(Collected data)
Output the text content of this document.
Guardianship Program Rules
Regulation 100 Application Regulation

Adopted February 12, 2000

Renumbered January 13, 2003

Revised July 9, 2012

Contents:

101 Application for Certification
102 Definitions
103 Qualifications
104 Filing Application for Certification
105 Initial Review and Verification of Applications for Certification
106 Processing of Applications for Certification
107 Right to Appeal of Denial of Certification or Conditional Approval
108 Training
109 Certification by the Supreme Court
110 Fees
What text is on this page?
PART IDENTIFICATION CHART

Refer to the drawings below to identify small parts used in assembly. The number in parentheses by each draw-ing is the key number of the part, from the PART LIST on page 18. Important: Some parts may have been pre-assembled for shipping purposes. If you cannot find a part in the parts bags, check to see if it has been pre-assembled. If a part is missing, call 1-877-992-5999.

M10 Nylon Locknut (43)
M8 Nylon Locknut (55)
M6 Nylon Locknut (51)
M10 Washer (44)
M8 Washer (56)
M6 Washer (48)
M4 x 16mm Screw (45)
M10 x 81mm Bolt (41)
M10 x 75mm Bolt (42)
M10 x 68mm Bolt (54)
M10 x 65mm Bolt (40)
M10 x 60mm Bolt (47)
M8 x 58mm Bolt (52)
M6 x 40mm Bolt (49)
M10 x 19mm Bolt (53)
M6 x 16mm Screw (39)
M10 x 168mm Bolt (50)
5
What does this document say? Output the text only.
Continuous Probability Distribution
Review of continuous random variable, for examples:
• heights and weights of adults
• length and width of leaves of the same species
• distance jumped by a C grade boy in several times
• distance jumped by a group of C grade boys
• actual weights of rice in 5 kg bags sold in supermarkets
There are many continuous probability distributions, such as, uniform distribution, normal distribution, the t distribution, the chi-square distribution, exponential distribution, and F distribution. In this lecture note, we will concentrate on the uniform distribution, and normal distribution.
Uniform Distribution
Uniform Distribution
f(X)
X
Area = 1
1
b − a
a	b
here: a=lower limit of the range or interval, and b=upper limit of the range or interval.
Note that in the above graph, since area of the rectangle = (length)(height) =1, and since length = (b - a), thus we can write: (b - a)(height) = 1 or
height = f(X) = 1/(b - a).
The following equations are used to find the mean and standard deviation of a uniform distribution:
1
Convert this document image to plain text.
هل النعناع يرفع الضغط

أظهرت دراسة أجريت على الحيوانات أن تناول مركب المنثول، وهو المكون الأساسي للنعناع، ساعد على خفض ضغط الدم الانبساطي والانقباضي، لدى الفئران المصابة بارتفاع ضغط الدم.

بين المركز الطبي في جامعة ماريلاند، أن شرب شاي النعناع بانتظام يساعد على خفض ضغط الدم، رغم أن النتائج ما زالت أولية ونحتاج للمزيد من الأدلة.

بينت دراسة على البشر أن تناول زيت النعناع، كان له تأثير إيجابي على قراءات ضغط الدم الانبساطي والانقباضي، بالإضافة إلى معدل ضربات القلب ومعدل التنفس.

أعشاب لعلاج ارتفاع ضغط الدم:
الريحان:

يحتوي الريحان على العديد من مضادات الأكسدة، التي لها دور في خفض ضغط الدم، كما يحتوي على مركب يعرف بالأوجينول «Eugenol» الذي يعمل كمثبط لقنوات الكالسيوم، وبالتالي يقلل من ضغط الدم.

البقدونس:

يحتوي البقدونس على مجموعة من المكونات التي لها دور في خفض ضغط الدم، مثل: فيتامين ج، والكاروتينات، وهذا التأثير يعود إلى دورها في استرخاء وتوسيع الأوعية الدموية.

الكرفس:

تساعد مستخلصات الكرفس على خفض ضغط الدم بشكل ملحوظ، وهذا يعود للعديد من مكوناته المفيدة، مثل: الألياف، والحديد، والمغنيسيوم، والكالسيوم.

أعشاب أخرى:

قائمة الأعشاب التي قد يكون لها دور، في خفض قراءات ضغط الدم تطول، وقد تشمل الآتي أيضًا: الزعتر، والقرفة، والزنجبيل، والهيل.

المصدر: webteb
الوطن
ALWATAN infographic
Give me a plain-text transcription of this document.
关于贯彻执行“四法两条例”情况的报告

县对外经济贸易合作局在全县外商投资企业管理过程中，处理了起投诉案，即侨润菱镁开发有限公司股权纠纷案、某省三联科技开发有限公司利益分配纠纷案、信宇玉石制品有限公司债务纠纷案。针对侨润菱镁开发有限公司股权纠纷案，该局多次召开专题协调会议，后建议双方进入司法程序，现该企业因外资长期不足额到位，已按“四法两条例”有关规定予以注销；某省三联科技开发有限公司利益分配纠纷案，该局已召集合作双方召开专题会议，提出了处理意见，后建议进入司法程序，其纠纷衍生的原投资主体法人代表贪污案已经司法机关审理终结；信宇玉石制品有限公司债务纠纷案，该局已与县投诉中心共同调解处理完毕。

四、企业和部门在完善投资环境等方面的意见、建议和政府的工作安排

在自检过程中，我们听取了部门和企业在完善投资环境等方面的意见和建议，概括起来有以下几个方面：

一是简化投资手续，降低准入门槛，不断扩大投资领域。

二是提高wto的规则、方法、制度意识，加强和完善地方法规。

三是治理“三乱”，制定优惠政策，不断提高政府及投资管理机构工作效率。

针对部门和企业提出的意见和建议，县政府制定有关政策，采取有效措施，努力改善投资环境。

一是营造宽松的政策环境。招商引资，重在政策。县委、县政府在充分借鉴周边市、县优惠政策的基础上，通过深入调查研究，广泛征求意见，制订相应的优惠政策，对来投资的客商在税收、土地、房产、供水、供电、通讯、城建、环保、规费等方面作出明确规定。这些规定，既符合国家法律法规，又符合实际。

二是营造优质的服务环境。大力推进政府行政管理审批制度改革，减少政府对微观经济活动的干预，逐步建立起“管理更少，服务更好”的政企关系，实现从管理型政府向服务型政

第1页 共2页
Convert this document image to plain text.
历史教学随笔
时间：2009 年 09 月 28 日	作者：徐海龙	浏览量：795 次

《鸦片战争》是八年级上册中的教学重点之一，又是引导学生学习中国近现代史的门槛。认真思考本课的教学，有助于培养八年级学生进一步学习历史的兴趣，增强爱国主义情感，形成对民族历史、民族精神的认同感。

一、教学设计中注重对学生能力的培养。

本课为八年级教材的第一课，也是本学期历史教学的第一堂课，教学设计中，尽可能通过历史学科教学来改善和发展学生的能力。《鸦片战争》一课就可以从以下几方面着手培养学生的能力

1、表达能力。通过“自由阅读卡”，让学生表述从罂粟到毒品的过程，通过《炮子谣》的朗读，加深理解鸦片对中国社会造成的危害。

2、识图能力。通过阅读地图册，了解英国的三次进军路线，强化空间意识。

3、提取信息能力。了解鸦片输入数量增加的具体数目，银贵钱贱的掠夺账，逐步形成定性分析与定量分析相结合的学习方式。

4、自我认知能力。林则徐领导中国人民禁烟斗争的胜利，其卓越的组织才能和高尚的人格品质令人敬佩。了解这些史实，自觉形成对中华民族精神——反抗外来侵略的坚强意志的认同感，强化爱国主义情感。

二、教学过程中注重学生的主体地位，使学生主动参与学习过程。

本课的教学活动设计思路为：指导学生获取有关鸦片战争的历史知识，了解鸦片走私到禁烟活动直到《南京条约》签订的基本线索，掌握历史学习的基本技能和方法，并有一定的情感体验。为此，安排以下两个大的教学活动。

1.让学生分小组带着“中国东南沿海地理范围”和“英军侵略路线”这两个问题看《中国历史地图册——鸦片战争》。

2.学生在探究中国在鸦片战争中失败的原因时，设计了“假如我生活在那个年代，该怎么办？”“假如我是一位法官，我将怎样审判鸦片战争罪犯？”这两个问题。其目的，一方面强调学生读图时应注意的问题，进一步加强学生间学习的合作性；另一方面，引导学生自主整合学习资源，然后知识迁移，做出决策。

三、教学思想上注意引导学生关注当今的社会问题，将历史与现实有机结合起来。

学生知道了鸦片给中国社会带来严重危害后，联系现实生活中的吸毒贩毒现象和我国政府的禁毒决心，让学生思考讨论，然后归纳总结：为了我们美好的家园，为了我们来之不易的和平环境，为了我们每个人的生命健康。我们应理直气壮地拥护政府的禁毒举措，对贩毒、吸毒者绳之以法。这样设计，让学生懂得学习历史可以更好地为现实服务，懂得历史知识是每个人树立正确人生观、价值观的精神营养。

__Goal__. Select the lines that carry the string "Locknut" and copy them.

__Result of the exercise__.
M10 Nylon Locknut (43)
M8 Nylon Locknut (55)
M6 Nylon Locknut (51)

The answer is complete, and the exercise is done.